**ARBEITSAUFTRAG 1:**
Fasse den Absatz im Forenauszug, der mit „Warum nimmst du dann nicht einfach“ beginnt, als knappe Stichpunktliste zusammen.

**AUSZUG:**
Warum nimmst du dann nicht einfach ein fertiges Schrauben-Set wie aus meinem Post (Nr. 7) und eine Halterung deiner Wahl? Dann hast du die Baustelle "Clouding" erst garnicht. Die Schrauben sitzen schließlich nur in der dafür vorgesehenen Vesa-Halterung. Da drückt dann nichts flächig auf die Rückseite des TV.


----------



## Leob12 (6. Januar 2016)

*AW: Wandhalterung schwenkbar für Sony 50W815b*

Clouding kann auch bei den normalen Schrauben auftreten.


----------



## Herbboy (6. Januar 2016)

*AW: Wandhalterung schwenkbar für Sony 50W815b*



stevie4one schrieb:


> Warum nimmst du dann nicht einfach ein fertiges Schrauben-Set wie aus meinem Post (Nr. 7) und eine Halterung deiner Wahl? Dann hast du die Baustelle "Clouding" erst garnicht. Die Schrauben sitzen schließlich nur in der dafür vorgesehenen Vesa-Halterung. Da drückt dann nichts flächig auf die Rückseite des TV.

**ARBEITSAUFTRAG 2:**
Gib die Einträge vom ersten bis einschließlich der Zeile mit „from-label: From: xyxy=(477,836,549,864)“ erneut wieder und tausche dabei „Wind Speed“ gegen „Wind Gust“ aus, ohne sonst etwas zu ändern.

Element- und Koordinateneinträge
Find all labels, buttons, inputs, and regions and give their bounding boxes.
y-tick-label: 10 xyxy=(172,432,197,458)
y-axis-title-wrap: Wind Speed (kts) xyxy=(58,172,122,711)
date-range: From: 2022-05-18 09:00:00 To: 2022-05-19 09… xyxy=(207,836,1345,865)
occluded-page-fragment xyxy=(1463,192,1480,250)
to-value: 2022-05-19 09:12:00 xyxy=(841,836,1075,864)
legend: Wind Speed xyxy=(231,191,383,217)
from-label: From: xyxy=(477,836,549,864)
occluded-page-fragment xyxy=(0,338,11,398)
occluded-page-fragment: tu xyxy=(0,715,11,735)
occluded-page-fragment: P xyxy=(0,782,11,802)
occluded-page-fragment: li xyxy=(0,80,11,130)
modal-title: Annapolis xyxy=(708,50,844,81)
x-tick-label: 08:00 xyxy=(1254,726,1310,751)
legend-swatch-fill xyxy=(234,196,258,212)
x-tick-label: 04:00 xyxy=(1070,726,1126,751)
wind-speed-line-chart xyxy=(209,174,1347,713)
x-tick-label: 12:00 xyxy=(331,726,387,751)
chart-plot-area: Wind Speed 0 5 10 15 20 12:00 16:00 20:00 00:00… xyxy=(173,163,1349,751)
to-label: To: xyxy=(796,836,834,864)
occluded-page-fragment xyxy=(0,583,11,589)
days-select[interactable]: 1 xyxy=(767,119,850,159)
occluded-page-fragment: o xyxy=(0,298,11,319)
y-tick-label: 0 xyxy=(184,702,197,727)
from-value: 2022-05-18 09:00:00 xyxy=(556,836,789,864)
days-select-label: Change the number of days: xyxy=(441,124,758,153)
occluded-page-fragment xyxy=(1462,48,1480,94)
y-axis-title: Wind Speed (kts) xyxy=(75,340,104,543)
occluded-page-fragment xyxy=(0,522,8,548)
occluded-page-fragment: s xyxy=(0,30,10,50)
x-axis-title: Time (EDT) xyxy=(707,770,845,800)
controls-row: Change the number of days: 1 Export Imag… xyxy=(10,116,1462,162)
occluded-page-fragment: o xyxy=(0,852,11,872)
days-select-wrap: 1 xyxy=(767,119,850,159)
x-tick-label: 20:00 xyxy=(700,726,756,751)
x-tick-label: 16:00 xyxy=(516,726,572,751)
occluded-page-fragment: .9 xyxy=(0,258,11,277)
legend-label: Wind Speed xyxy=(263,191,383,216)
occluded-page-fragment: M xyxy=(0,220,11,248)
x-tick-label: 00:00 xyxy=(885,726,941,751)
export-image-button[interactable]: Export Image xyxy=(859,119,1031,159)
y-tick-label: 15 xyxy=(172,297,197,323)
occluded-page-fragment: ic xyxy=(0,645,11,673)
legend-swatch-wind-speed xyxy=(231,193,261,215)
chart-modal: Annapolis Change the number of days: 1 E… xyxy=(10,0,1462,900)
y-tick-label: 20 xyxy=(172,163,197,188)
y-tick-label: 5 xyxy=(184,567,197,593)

**LÖSUNG 1:**
- Vorschlag: ein fertiges Schrauben-Set wie aus Post Nr. 7 und eine beliebige Halterung verwenden
- So tritt das Problem „Clouding“ gar nicht erst auf.
- Die Schrauben sitzen nur in der dafür vorgesehenen Vesa-Halterung.
- Nichts drückt flächig auf die Rückseite des TV.

**LÖSUNG 2:**
Find all labels, buttons, inputs, and regions and give their bounding boxes.
y-tick-label: 10 xyxy=(172,432,197,458)
y-axis-title-wrap: Wind Gust (kts) xyxy=(58,172,122,711)
date-range: From: 2022-05-18 09:00:00 To: 2022-05-19 09… xyxy=(207,836,1345,865)
occluded-page-fragment xyxy=(1463,192,1480,250)
to-value: 2022-05-19 09:12:00 xyxy=(841,836,1075,864)
legend: Wind Gust xyxy=(231,191,383,217)
from-label: From: xyxy=(477,836,549,864)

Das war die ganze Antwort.